» **Work to do**: Determine the number of lines in the listing below where the string "What" occurs; answer with the number alone.

* start Source records *

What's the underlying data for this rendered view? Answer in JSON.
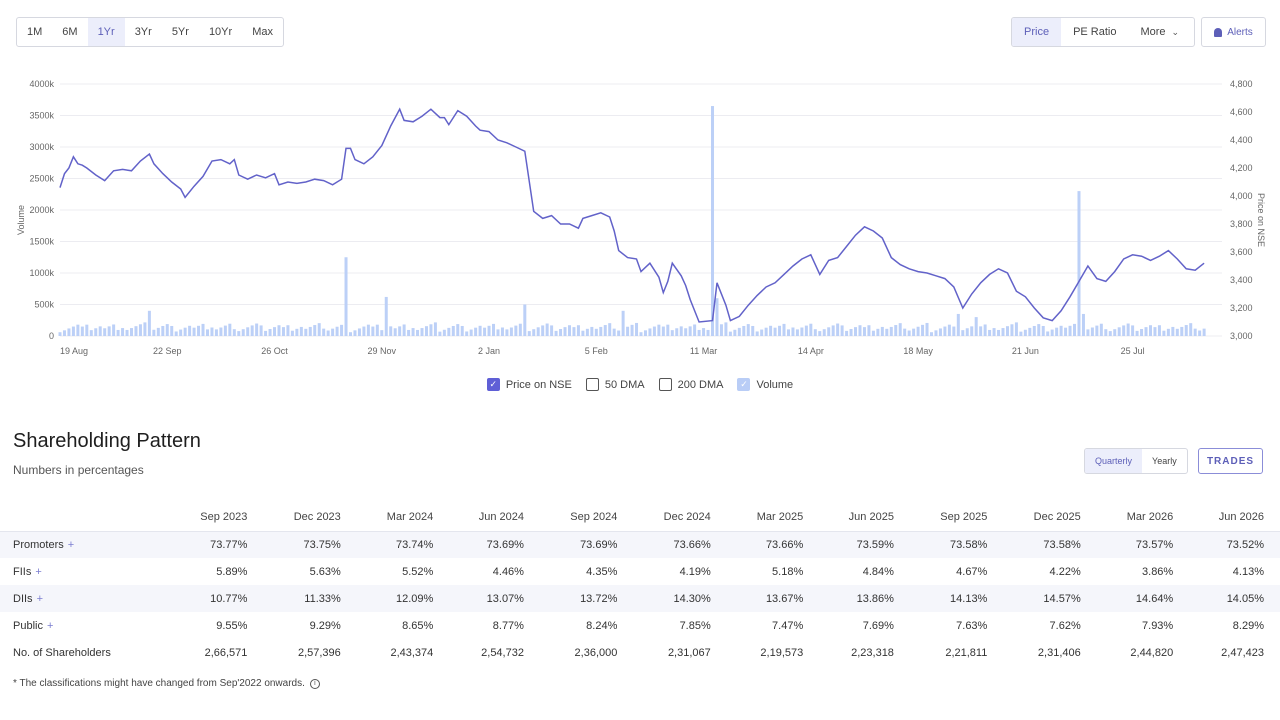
{
  "ranges": [
    "1M",
    "6M",
    "1Yr",
    "3Yr",
    "5Yr",
    "10Yr",
    "Max"
  ],
  "metrics": {
    "price": "Price",
    "pe": "PE Ratio",
    "more": "More",
    "alerts": "Alerts"
  },
  "chart_data": {
    "type": "line",
    "x_ticks": [
      "19 Aug",
      "22 Sep",
      "26 Oct",
      "29 Nov",
      "2 Jan",
      "5 Feb",
      "11 Mar",
      "14 Apr",
      "18 May",
      "21 Jun",
      "25 Jul"
    ],
    "y_left_ticks": [
      "0",
      "500k",
      "1000k",
      "1500k",
      "2000k",
      "2500k",
      "3000k",
      "3500k",
      "4000k"
    ],
    "y_right_ticks": [
      "3,000",
      "3,200",
      "3,400",
      "3,600",
      "3,800",
      "4,000",
      "4,200",
      "4,400",
      "4,600",
      "4,800"
    ],
    "ylabel_left": "Volume",
    "ylabel_right": "Price on NSE",
    "ylim_left": [
      0,
      4000000
    ],
    "ylim_right": [
      3000,
      4800
    ],
    "grid": true,
    "price_series": [
      [
        0,
        4060
      ],
      [
        0.1,
        4160
      ],
      [
        0.2,
        4200
      ],
      [
        0.3,
        4280
      ],
      [
        0.4,
        4230
      ],
      [
        0.5,
        4220
      ],
      [
        0.6,
        4200
      ],
      [
        0.8,
        4150
      ],
      [
        1,
        4110
      ],
      [
        1.2,
        4180
      ],
      [
        1.4,
        4190
      ],
      [
        1.6,
        4180
      ],
      [
        1.8,
        4250
      ],
      [
        2,
        4300
      ],
      [
        2.1,
        4230
      ],
      [
        2.3,
        4160
      ],
      [
        2.5,
        4100
      ],
      [
        2.7,
        4050
      ],
      [
        2.8,
        3990
      ],
      [
        3,
        4070
      ],
      [
        3.2,
        4140
      ],
      [
        3.4,
        4250
      ],
      [
        3.6,
        4260
      ],
      [
        3.8,
        4230
      ],
      [
        3.9,
        4260
      ],
      [
        4,
        4150
      ],
      [
        4.2,
        4120
      ],
      [
        4.4,
        4150
      ],
      [
        4.6,
        4130
      ],
      [
        4.8,
        4160
      ],
      [
        4.9,
        4080
      ],
      [
        5.1,
        4100
      ],
      [
        5.3,
        4090
      ],
      [
        5.5,
        4100
      ],
      [
        5.7,
        4120
      ],
      [
        5.9,
        4110
      ],
      [
        6.1,
        4080
      ],
      [
        6.3,
        4120
      ],
      [
        6.4,
        4340
      ],
      [
        6.5,
        4340
      ],
      [
        6.6,
        4260
      ],
      [
        6.8,
        4230
      ],
      [
        7,
        4280
      ],
      [
        7.2,
        4360
      ],
      [
        7.4,
        4500
      ],
      [
        7.6,
        4620
      ],
      [
        7.7,
        4540
      ],
      [
        7.9,
        4530
      ],
      [
        8.1,
        4570
      ],
      [
        8.3,
        4620
      ],
      [
        8.5,
        4560
      ],
      [
        8.6,
        4560
      ],
      [
        8.7,
        4510
      ],
      [
        8.9,
        4610
      ],
      [
        9.1,
        4570
      ],
      [
        9.3,
        4500
      ],
      [
        9.4,
        4470
      ],
      [
        9.6,
        4460
      ],
      [
        9.8,
        4400
      ],
      [
        10,
        4380
      ],
      [
        10.2,
        4350
      ],
      [
        10.4,
        4320
      ],
      [
        10.6,
        3890
      ],
      [
        10.8,
        3840
      ],
      [
        11,
        3860
      ],
      [
        11.2,
        3800
      ],
      [
        11.4,
        3800
      ],
      [
        11.6,
        3770
      ],
      [
        11.7,
        3840
      ],
      [
        11.9,
        3860
      ],
      [
        12.1,
        3880
      ],
      [
        12.3,
        3850
      ],
      [
        12.4,
        3750
      ],
      [
        12.5,
        3610
      ],
      [
        12.7,
        3560
      ],
      [
        12.9,
        3550
      ],
      [
        13,
        3460
      ],
      [
        13.2,
        3520
      ],
      [
        13.4,
        3420
      ],
      [
        13.5,
        3310
      ],
      [
        13.6,
        3390
      ],
      [
        13.7,
        3520
      ],
      [
        13.9,
        3430
      ],
      [
        14,
        3360
      ],
      [
        14.1,
        3260
      ],
      [
        14.3,
        3100
      ],
      [
        14.6,
        3110
      ],
      [
        14.7,
        3380
      ],
      [
        14.9,
        3220
      ],
      [
        15,
        3110
      ],
      [
        15.2,
        3140
      ],
      [
        15.4,
        3220
      ],
      [
        15.6,
        3290
      ],
      [
        15.8,
        3350
      ],
      [
        16,
        3380
      ],
      [
        16.2,
        3440
      ],
      [
        16.4,
        3500
      ],
      [
        16.6,
        3550
      ],
      [
        16.8,
        3580
      ],
      [
        17,
        3440
      ],
      [
        17.2,
        3540
      ],
      [
        17.4,
        3560
      ],
      [
        17.6,
        3640
      ],
      [
        17.8,
        3720
      ],
      [
        18,
        3780
      ],
      [
        18.2,
        3750
      ],
      [
        18.4,
        3700
      ],
      [
        18.6,
        3560
      ],
      [
        18.8,
        3510
      ],
      [
        19,
        3480
      ],
      [
        19.2,
        3460
      ],
      [
        19.4,
        3450
      ],
      [
        19.6,
        3430
      ],
      [
        19.8,
        3410
      ],
      [
        20,
        3350
      ],
      [
        20.2,
        3200
      ],
      [
        20.4,
        3300
      ],
      [
        20.6,
        3380
      ],
      [
        20.8,
        3440
      ],
      [
        21,
        3480
      ],
      [
        21.2,
        3450
      ],
      [
        21.4,
        3320
      ],
      [
        21.6,
        3280
      ],
      [
        21.8,
        3200
      ],
      [
        22,
        3130
      ],
      [
        22.2,
        3110
      ],
      [
        22.4,
        3180
      ],
      [
        22.6,
        3280
      ],
      [
        22.8,
        3390
      ],
      [
        23,
        3500
      ],
      [
        23.2,
        3410
      ],
      [
        23.4,
        3390
      ],
      [
        23.6,
        3460
      ],
      [
        23.8,
        3550
      ],
      [
        24,
        3580
      ],
      [
        24.2,
        3570
      ],
      [
        24.4,
        3540
      ],
      [
        24.6,
        3570
      ],
      [
        24.8,
        3610
      ],
      [
        25,
        3550
      ],
      [
        25.2,
        3480
      ],
      [
        25.4,
        3470
      ],
      [
        25.6,
        3520
      ]
    ],
    "volume_spikes": [
      [
        2.0,
        400000
      ],
      [
        6.4,
        1250000
      ],
      [
        7.3,
        620000
      ],
      [
        10.4,
        500000
      ],
      [
        12.6,
        400000
      ],
      [
        14.6,
        3650000
      ],
      [
        14.7,
        600000
      ],
      [
        20.1,
        350000
      ],
      [
        20.5,
        300000
      ],
      [
        22.8,
        2300000
      ],
      [
        22.9,
        350000
      ]
    ],
    "legend": [
      {
        "label": "Price on NSE",
        "checked": true,
        "color": "#5f5fd6"
      },
      {
        "label": "50 DMA",
        "checked": false,
        "color": "#555555"
      },
      {
        "label": "200 DMA",
        "checked": false,
        "color": "#555555"
      },
      {
        "label": "Volume",
        "checked": true,
        "color": "#b9cdf6"
      }
    ],
    "colors": {
      "price": "#6262c9",
      "volume": "#bcd0f7",
      "grid": "#ececf1"
    }
  },
  "shareholding": {
    "title": "Shareholding Pattern",
    "subtitle": "Numbers in percentages",
    "periods": [
      "Quarterly",
      "Yearly"
    ],
    "trades_label": "TRADES",
    "columns": [
      "Sep 2023",
      "Dec 2023",
      "Mar 2024",
      "Jun 2024",
      "Sep 2024",
      "Dec 2024",
      "Mar 2025",
      "Jun 2025",
      "Sep 2025",
      "Dec 2025",
      "Mar 2026",
      "Jun 2026"
    ],
    "rows": [
      {
        "label": "Promoters",
        "plus": "+",
        "values": [
          "73.77%",
          "73.75%",
          "73.74%",
          "73.69%",
          "73.69%",
          "73.66%",
          "73.66%",
          "73.59%",
          "73.58%",
          "73.58%",
          "73.57%",
          "73.52%"
        ]
      },
      {
        "label": "FIIs",
        "plus": "+",
        "values": [
          "5.89%",
          "5.63%",
          "5.52%",
          "4.46%",
          "4.35%",
          "4.19%",
          "5.18%",
          "4.84%",
          "4.67%",
          "4.22%",
          "3.86%",
          "4.13%"
        ]
      },
      {
        "label": "DIIs",
        "plus": "+",
        "values": [
          "10.77%",
          "11.33%",
          "12.09%",
          "13.07%",
          "13.72%",
          "14.30%",
          "13.67%",
          "13.86%",
          "14.13%",
          "14.57%",
          "14.64%",
          "14.05%"
        ]
      },
      {
        "label": "Public",
        "plus": "+",
        "values": [
          "9.55%",
          "9.29%",
          "8.65%",
          "8.77%",
          "8.24%",
          "7.85%",
          "7.47%",
          "7.69%",
          "7.63%",
          "7.62%",
          "7.93%",
          "8.29%"
        ]
      },
      {
        "label": "No. of Shareholders",
        "plus": "",
        "values": [
          "2,66,571",
          "2,57,396",
          "2,43,374",
          "2,54,732",
          "2,36,000",
          "2,31,067",
          "2,19,573",
          "2,23,318",
          "2,21,811",
          "2,31,406",
          "2,44,820",
          "2,47,423"
        ]
      }
    ],
    "footnote": "* The classifications might have changed from Sep'2022 onwards."
  }
}
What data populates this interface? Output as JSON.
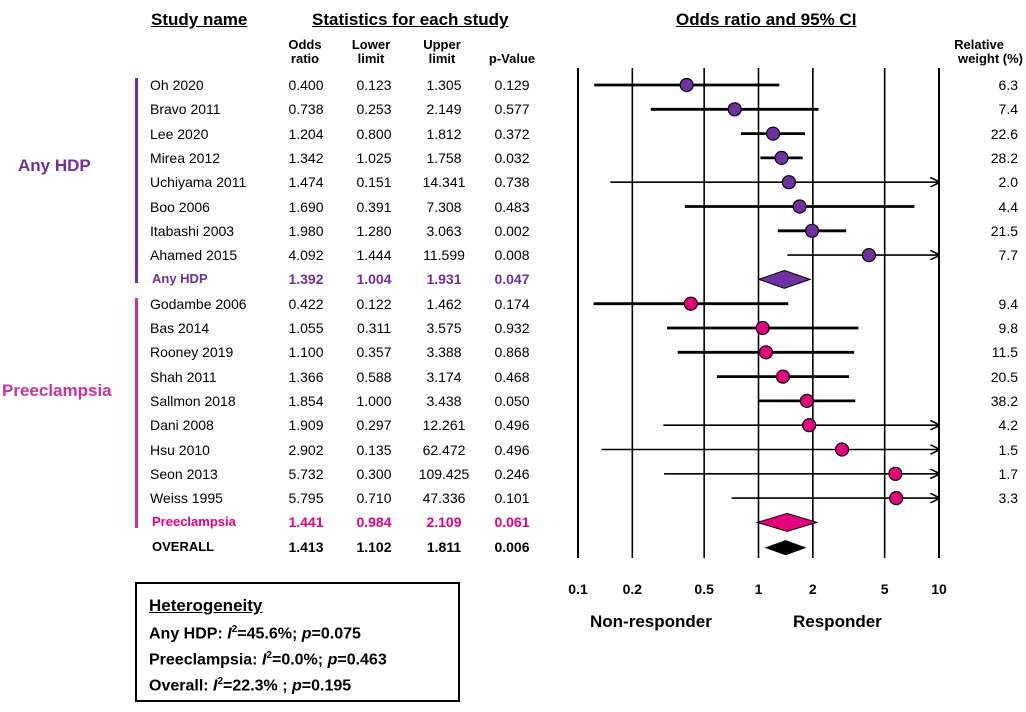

* end Source records *

» **Solution for this task**: 2